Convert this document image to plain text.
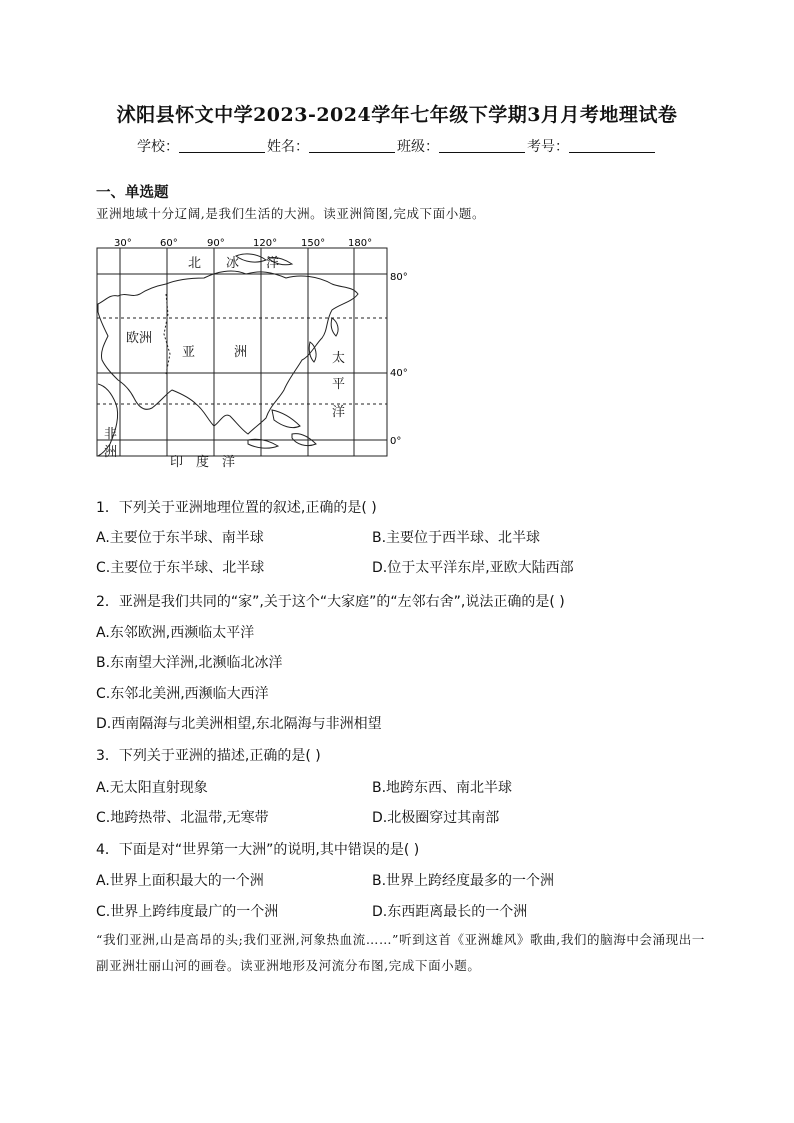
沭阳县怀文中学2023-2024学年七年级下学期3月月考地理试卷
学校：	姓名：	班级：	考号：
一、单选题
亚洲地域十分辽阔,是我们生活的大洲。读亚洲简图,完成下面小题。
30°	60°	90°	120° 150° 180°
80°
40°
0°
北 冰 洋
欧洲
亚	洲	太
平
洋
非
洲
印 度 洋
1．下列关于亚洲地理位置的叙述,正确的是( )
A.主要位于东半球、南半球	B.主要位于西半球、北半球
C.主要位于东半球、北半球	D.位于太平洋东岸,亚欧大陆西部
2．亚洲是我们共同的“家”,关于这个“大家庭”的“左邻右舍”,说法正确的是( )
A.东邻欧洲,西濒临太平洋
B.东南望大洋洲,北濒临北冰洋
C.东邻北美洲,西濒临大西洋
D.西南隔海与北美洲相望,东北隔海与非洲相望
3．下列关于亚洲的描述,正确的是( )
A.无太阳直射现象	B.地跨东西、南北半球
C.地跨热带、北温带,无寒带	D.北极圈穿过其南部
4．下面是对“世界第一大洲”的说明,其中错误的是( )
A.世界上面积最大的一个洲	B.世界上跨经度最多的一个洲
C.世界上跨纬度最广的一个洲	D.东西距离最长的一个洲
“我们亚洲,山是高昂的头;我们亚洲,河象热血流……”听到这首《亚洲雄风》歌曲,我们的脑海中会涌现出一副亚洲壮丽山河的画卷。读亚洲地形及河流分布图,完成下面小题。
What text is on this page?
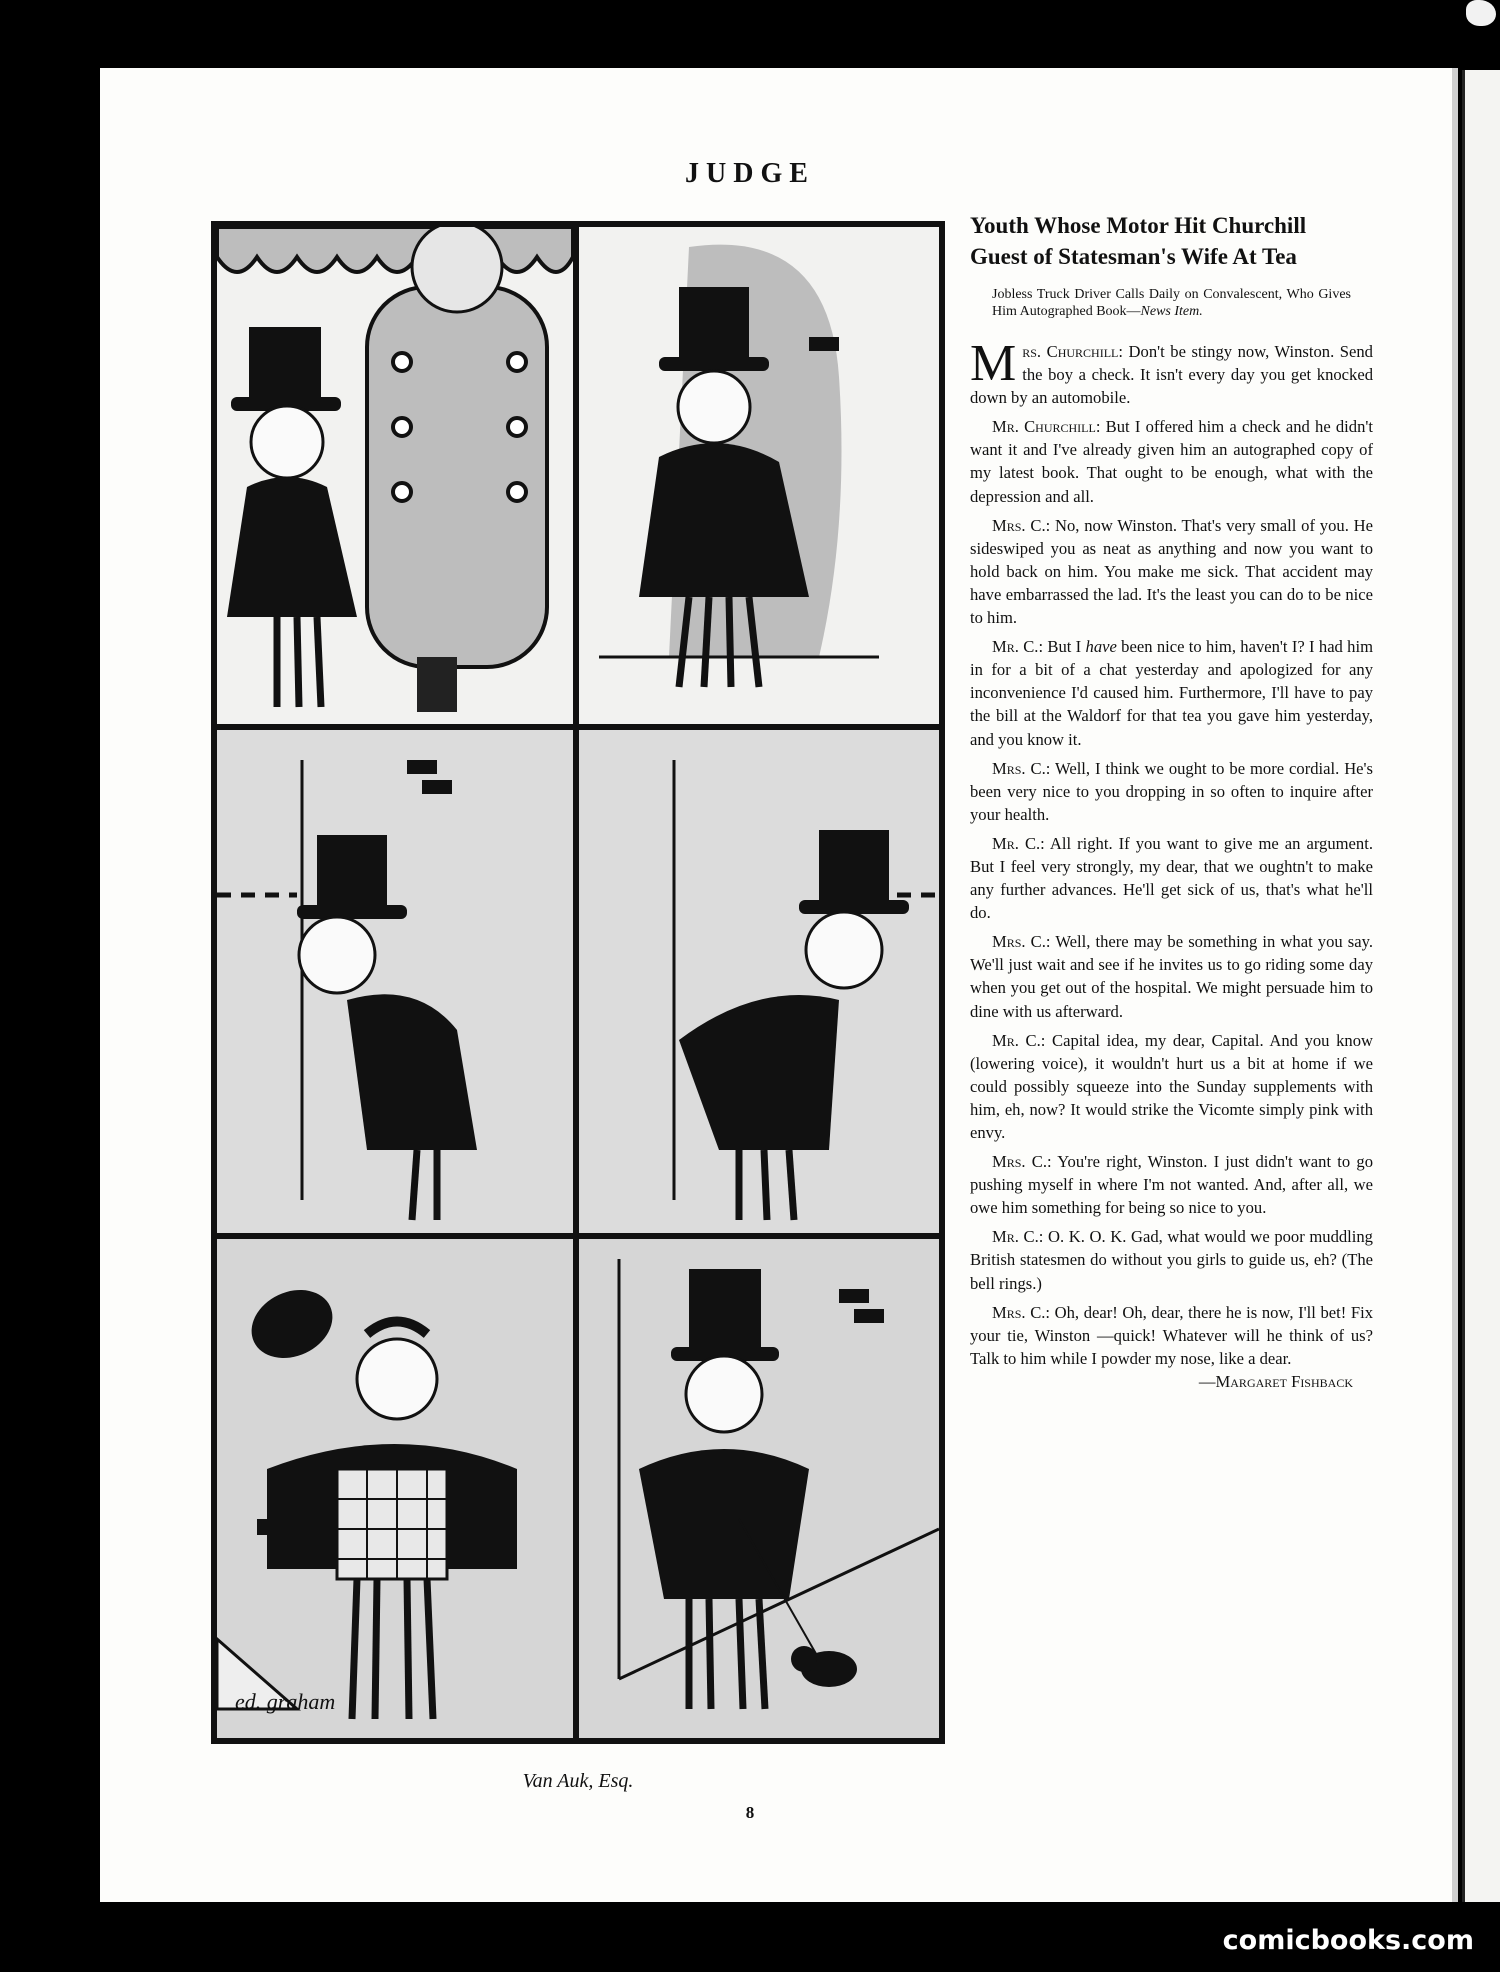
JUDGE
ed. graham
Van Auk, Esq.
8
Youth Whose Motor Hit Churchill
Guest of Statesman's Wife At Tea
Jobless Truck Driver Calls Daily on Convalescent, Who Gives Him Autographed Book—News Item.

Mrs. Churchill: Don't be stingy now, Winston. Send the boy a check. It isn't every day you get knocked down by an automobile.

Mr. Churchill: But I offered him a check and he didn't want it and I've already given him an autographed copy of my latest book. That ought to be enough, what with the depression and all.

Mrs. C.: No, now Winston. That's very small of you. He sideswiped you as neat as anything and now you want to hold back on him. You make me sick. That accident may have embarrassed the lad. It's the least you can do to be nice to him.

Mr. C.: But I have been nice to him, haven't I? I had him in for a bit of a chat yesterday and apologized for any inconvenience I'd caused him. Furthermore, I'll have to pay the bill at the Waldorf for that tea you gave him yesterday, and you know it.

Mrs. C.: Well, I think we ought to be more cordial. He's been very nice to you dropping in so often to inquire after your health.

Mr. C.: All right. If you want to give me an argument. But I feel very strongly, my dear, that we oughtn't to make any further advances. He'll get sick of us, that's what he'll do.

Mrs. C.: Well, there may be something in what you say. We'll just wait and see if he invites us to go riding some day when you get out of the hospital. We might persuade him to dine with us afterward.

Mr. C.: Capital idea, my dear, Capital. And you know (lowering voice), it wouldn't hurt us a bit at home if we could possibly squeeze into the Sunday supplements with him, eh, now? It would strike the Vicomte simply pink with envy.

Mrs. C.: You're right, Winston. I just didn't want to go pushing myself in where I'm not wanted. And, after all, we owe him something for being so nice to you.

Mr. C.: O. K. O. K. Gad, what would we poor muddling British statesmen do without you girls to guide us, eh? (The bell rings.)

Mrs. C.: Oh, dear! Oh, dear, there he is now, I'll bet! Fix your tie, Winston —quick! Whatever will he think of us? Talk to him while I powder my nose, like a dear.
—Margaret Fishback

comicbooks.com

• • • • •

» What is expected
Skip the images and write out the rest of the listing exactly.

» The solution
Convert this document image to plain text.
沭阳县怀文中学2023-2024学年七年级下学期3月月考地理试卷
学校：	姓名：	班级：	考号：
一、单选题
亚洲地域十分辽阔,是我们生活的大洲。读亚洲简图,完成下面小题。
30°	60°	90°	120° 150° 180°
80°
40°
0°
北 冰 洋
欧洲
亚	洲	太
平
洋
非
洲
印 度 洋
1．下列关于亚洲地理位置的叙述,正确的是( )
A.主要位于东半球、南半球	B.主要位于西半球、北半球
C.主要位于东半球、北半球	D.位于太平洋东岸,亚欧大陆西部
2．亚洲是我们共同的“家”,关于这个“大家庭”的“左邻右舍”,说法正确的是( )
A.东邻欧洲,西濒临太平洋
B.东南望大洋洲,北濒临北冰洋
C.东邻北美洲,西濒临大西洋
D.西南隔海与北美洲相望,东北隔海与非洲相望
3．下列关于亚洲的描述,正确的是( )
A.无太阳直射现象	B.地跨东西、南北半球
C.地跨热带、北温带,无寒带	D.北极圈穿过其南部
4．下面是对“世界第一大洲”的说明,其中错误的是( )
A.世界上面积最大的一个洲	B.世界上跨经度最多的一个洲
C.世界上跨纬度最广的一个洲	D.东西距离最长的一个洲
“我们亚洲,山是高昂的头;我们亚洲,河象热血流……”听到这首《亚洲雄风》歌曲,我们的脑海中会涌现出一副亚洲壮丽山河的画卷。读亚洲地形及河流分布图,完成下面小题。
What text is on this page?
JUDGE
ed. graham
Van Auk, Esq.
8
Youth Whose Motor Hit Churchill
Guest of Statesman's Wife At Tea
Jobless Truck Driver Calls Daily on Convalescent, Who Gives Him Autographed Book—News Item.

Mrs. Churchill: Don't be stingy now, Winston. Send the boy a check. It isn't every day you get knocked down by an automobile.

Mr. Churchill: But I offered him a check and he didn't want it and I've already given him an autographed copy of my latest book. That ought to be enough, what with the depression and all.

Mrs. C.: No, now Winston. That's very small of you. He sideswiped you as neat as anything and now you want to hold back on him. You make me sick. That accident may have embarrassed the lad. It's the least you can do to be nice to him.

Mr. C.: But I have been nice to him, haven't I? I had him in for a bit of a chat yesterday and apologized for any inconvenience I'd caused him. Furthermore, I'll have to pay the bill at the Waldorf for that tea you gave him yesterday, and you know it.

Mrs. C.: Well, I think we ought to be more cordial. He's been very nice to you dropping in so often to inquire after your health.

Mr. C.: All right. If you want to give me an argument. But I feel very strongly, my dear, that we oughtn't to make any further advances. He'll get sick of us, that's what he'll do.

Mrs. C.: Well, there may be something in what you say. We'll just wait and see if he invites us to go riding some day when you get out of the hospital. We might persuade him to dine with us afterward.

Mr. C.: Capital idea, my dear, Capital. And you know (lowering voice), it wouldn't hurt us a bit at home if we could possibly squeeze into the Sunday supplements with him, eh, now? It would strike the Vicomte simply pink with envy.

Mrs. C.: You're right, Winston. I just didn't want to go pushing myself in where I'm not wanted. And, after all, we owe him something for being so nice to you.

Mr. C.: O. K. O. K. Gad, what would we poor muddling British statesmen do without you girls to guide us, eh? (The bell rings.)

Mrs. C.: Oh, dear! Oh, dear, there he is now, I'll bet! Fix your tie, Winston —quick! Whatever will he think of us? Talk to him while I powder my nose, like a dear.
—Margaret Fishback

comicbooks.com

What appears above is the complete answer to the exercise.